**TASK DATA**:

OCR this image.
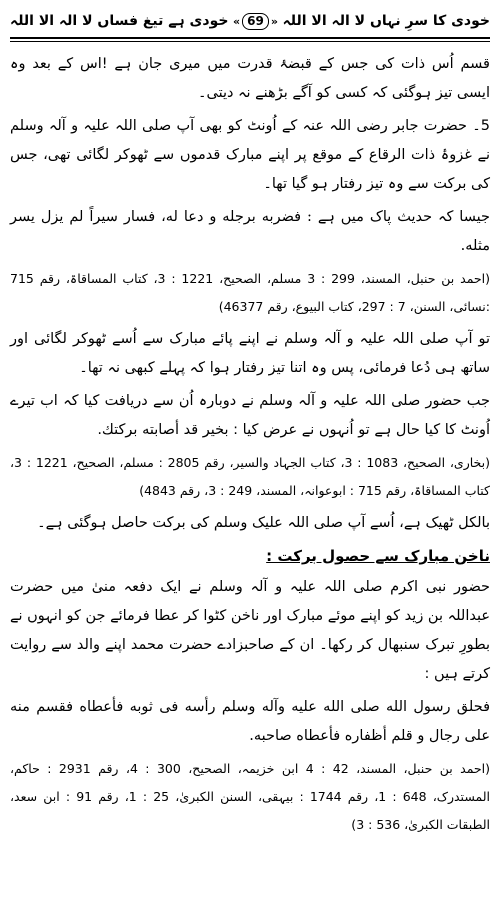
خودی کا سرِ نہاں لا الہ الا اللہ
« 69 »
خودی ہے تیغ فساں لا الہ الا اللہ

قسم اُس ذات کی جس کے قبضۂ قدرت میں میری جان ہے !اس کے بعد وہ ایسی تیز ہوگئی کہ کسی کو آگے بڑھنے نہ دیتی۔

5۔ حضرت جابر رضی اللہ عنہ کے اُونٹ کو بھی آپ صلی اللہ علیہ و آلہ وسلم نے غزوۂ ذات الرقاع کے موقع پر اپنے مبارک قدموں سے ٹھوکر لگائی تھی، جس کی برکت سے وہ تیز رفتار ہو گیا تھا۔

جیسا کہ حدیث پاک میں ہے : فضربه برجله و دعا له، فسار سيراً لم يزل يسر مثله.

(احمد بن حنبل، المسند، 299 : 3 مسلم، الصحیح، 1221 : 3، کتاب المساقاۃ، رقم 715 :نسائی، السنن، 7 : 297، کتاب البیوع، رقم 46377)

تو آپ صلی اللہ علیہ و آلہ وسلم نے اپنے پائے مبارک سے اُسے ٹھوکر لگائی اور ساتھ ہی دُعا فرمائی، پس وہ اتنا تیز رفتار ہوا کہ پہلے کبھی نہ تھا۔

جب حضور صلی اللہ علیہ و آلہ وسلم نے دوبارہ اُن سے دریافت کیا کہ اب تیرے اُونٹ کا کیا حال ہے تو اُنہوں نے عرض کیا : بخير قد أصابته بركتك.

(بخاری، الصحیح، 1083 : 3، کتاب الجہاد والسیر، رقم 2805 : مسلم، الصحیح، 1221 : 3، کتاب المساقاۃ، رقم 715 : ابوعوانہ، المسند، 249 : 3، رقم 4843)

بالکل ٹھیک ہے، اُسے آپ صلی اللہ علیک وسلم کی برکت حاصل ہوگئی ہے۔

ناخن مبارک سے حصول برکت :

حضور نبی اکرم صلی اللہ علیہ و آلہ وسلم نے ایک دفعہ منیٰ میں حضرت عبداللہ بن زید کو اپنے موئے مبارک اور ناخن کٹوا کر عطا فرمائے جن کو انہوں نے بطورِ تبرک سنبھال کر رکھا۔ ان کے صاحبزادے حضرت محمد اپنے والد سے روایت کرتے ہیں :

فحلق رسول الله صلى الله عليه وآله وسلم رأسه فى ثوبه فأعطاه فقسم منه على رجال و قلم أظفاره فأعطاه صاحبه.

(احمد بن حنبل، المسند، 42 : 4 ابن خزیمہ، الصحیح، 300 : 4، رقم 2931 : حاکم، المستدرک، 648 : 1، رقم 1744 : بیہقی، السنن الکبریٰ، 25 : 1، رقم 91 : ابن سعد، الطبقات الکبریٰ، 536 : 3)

**TO DO**:
Say only how many lines in the records carry the word "المسند".

**RESPONSE BELOW**:
3